» Directions for this task
Go over the entries below line by line, copying each one that contains the word "Muona".

» Material for this task

START

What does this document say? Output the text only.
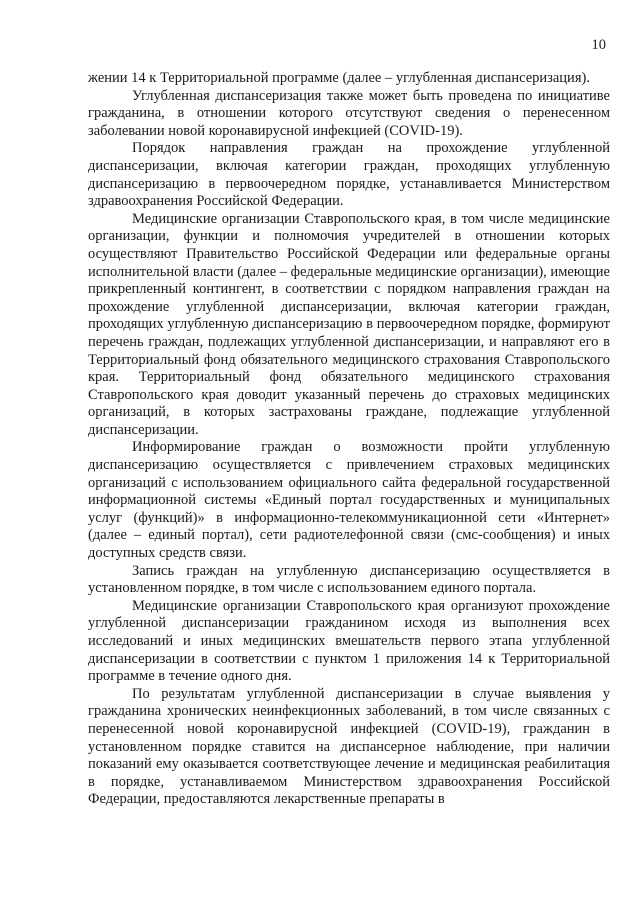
10

жении 14 к Территориальной программе (далее – углубленная диспансеризация).

Углубленная диспансеризация также может быть проведена по инициативе гражданина, в отношении которого отсутствуют сведения о перенесенном заболевании новой коронавирусной инфекцией (COVID-19).

Порядок направления граждан на прохождение углубленной диспансеризации, включая категории граждан, проходящих углубленную диспансеризацию в первоочередном порядке, устанавливается Министерством здравоохранения Российской Федерации.

Медицинские организации Ставропольского края, в том числе медицинские организации, функции и полномочия учредителей в отношении которых осуществляют Правительство Российской Федерации или федеральные органы исполнительной власти (далее – федеральные медицинские организации), имеющие прикрепленный контингент, в соответствии с порядком направления граждан на прохождение углубленной диспансеризации, включая категории граждан, проходящих углубленную диспансеризацию в первоочередном порядке, формируют перечень граждан, подлежащих углубленной диспансеризации, и направляют его в Территориальный фонд обязательного медицинского страхования Ставропольского края. Территориальный фонд обязательного медицинского страхования Ставропольского края доводит указанный перечень до страховых медицинских организаций, в которых застрахованы граждане, подлежащие углубленной диспансеризации.

Информирование граждан о возможности пройти углубленную диспансеризацию осуществляется с привлечением страховых медицинских организаций с использованием официального сайта федеральной государственной информационной системы «Единый портал государственных и муниципальных услуг (функций)» в информационно-телекоммуникационной сети «Интернет» (далее – единый портал), сети радиотелефонной связи (смс-сообщения) и иных доступных средств связи.

Запись граждан на углубленную диспансеризацию осуществляется в установленном порядке, в том числе с использованием единого портала.

Медицинские организации Ставропольского края организуют прохождение углубленной диспансеризации гражданином исходя из выполнения всех исследований и иных медицинских вмешательств первого этапа углубленной диспансеризации в соответствии с пунктом 1 приложения 14 к Территориальной программе в течение одного дня.

По результатам углубленной диспансеризации в случае выявления у гражданина хронических неинфекционных заболеваний, в том числе связанных с перенесенной новой коронавирусной инфекцией (COVID-19), гражданин в установленном порядке ставится на диспансерное наблюдение, при наличии показаний ему оказывается соответствующее лечение и медицинская реабилитация в порядке, устанавливаемом Министерством здравоохранения Российской Федерации, предоставляются лекарственные препараты в
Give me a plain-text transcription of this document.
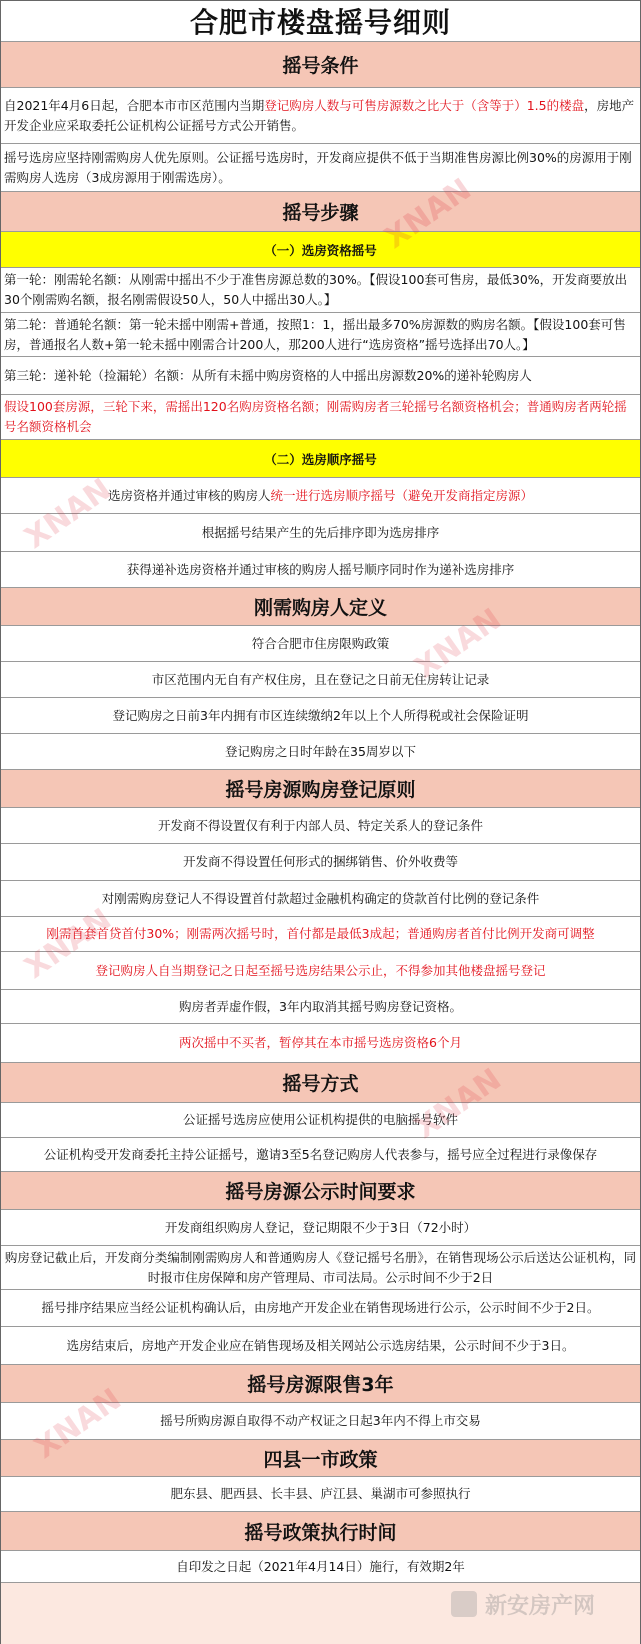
合肥市楼盘摇号细则
摇号条件
自2021年4月6日起，合肥本市市区范围内当期登记购房人数与可售房源数之比大于（含等于）1.5的楼盘，房地产开发企业应采取委托公证机构公证摇号方式公开销售。
摇号选房应坚持刚需购房人优先原则。公证摇号选房时，开发商应提供不低于当期准售房源比例30%的房源用于刚需购房人选房（3成房源用于刚需选房）。
摇号步骤
（一）选房资格摇号
第一轮：刚需轮名额：从刚需中摇出不少于准售房源总数的30%。【假设100套可售房，最低30%，开发商要放出30个刚需购名额，报名刚需假设50人，50人中摇出30人。】
第二轮：普通轮名额：第一轮未摇中刚需+普通，按照1：1，摇出最多70%房源数的购房名额。【假设100套可售房，普通报名人数+第一轮未摇中刚需合计200人，那200人进行“选房资格”摇号选择出70人。】
第三轮：递补轮（捡漏轮）名额：从所有未摇中购房资格的人中摇出房源数20%的递补轮购房人
假设100套房源，三轮下来，需摇出120名购房资格名额；刚需购房者三轮摇号名额资格机会；普通购房者两轮摇号名额资格机会
（二）选房顺序摇号
选房资格并通过审核的购房人统一进行选房顺序摇号（避免开发商指定房源）
根据摇号结果产生的先后排序即为选房排序
获得递补选房资格并通过审核的购房人摇号顺序同时作为递补选房排序
刚需购房人定义
符合合肥市住房限购政策
市区范围内无自有产权住房，且在登记之日前无住房转让记录
登记购房之日前3年内拥有市区连续缴纳2年以上个人所得税或社会保险证明
登记购房之日时年龄在35周岁以下
摇号房源购房登记原则
开发商不得设置仅有利于内部人员、特定关系人的登记条件
开发商不得设置任何形式的捆绑销售、价外收费等
对刚需购房登记人不得设置首付款超过金融机构确定的贷款首付比例的登记条件
刚需首套首贷首付30%；刚需两次摇号时，首付都是最低3成起；普通购房者首付比例开发商可调整
登记购房人自当期登记之日起至摇号选房结果公示止，不得参加其他楼盘摇号登记
购房者弄虚作假，3年内取消其摇号购房登记资格。
两次摇中不买者，暂停其在本市摇号选房资格6个月
摇号方式
公证摇号选房应使用公证机构提供的电脑摇号软件
公证机构受开发商委托主持公证摇号，邀请3至5名登记购房人代表参与，摇号应全过程进行录像保存
摇号房源公示时间要求
开发商组织购房人登记，登记期限不少于3日（72小时）
购房登记截止后，开发商分类编制刚需购房人和普通购房人《登记摇号名册》，在销售现场公示后送达公证机构，同时报市住房保障和房产管理局、市司法局。公示时间不少于2日
摇号排序结果应当经公证机构确认后，由房地产开发企业在销售现场进行公示，公示时间不少于2日。
选房结束后，房地产开发企业应在销售现场及相关网站公示选房结果，公示时间不少于3日。
摇号房源限售3年
摇号所购房源自取得不动产权证之日起3年内不得上市交易
四县一市政策
肥东县、肥西县、长丰县、庐江县、巢湖市可参照执行
摇号政策执行时间
自印发之日起（2021年4月14日）施行，有效期2年
新安房产网
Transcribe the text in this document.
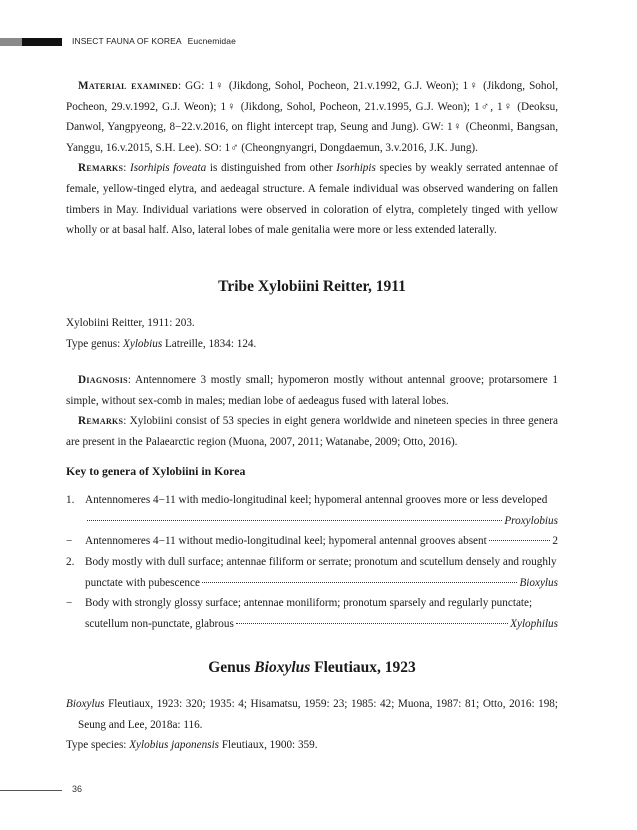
INSECT FAUNA OF KOREA Eucnemidae

Material examined: GG: 1♀ (Jikdong, Sohol, Pocheon, 21.v.1992, G.J. Weon); 1♀ (Jikdong, Sohol, Pocheon, 29.v.1992, G.J. Weon); 1♀ (Jikdong, Sohol, Pocheon, 21.v.1995, G.J. Weon); 1♂, 1♀ (Deoksu, Danwol, Yangpyeong, 8−22.v.2016, on flight intercept trap, Seung and Jung). GW: 1♀ (Cheonmi, Bangsan, Yanggu, 16.v.2015, S.H. Lee). SO: 1♂ (Cheongnyangri, Dongdaemun, 3.v.2016, J.K. Jung).

Remarks: Isorhipis foveata is distinguished from other Isorhipis species by weakly serrated antennae of female, yellow-tinged elytra, and aedeagal structure. A female individual was observed wandering on fallen timbers in May. Individual variations were observed in coloration of elytra, completely tinged with yellow wholly or at basal half. Also, lateral lobes of male genitalia were more or less extended laterally.

Tribe Xylobiini Reitter, 1911

Xylobiini Reitter, 1911: 203.

Type genus: Xylobius Latreille, 1834: 124.

Diagnosis: Antennomere 3 mostly small; hypomeron mostly without antennal groove; protarsomere 1 simple, without sex-comb in males; median lobe of aedeagus fused with lateral lobes.

Remarks: Xylobiini consist of 53 species in eight genera worldwide and nineteen species in three genera are present in the Palaearctic region (Muona, 2007, 2011; Watanabe, 2009; Otto, 2016).

Key to genera of Xylobiini in Korea
1. Antennomeres 4−11 with medio-longitudinal keel; hypomeral antennal grooves more or less developed
Proxylobius
−	Antennomeres 4−11 without medio-longitudinal keel; hypomeral antennal grooves absent	2
2. Body mostly with dull surface; antennae filiform or serrate; pronotum and scutellum densely and roughly
punctate with pubescence	Bioxylus
−	Body with strongly glossy surface; antennae moniliform; pronotum sparsely and regularly punctate;
scutellum non-punctate, glabrous	Xylophilus
Genus Bioxylus Fleutiaux, 1923

Bioxylus Fleutiaux, 1923: 320; 1935: 4; Hisamatsu, 1959: 23; 1985: 42; Muona, 1987: 81; Otto, 2016: 198; Seung and Lee, 2018a: 116.

Type species: Xylobius japonensis Fleutiaux, 1900: 359.

36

END

» Answer
Remarks: Xylobiini consist of 53 species in eight genera worldwide and nineteen species in three genera are present in the Palaearctic region (Muona, 2007, 2011; Watanabe, 2009; Otto, 2016).
Bioxylus Fleutiaux, 1923: 320; 1935: 4; Hisamatsu, 1959: 23; 1985: 42; Muona, 1987: 81; Otto, 2016: 198; Seung and Lee, 2018a: 116.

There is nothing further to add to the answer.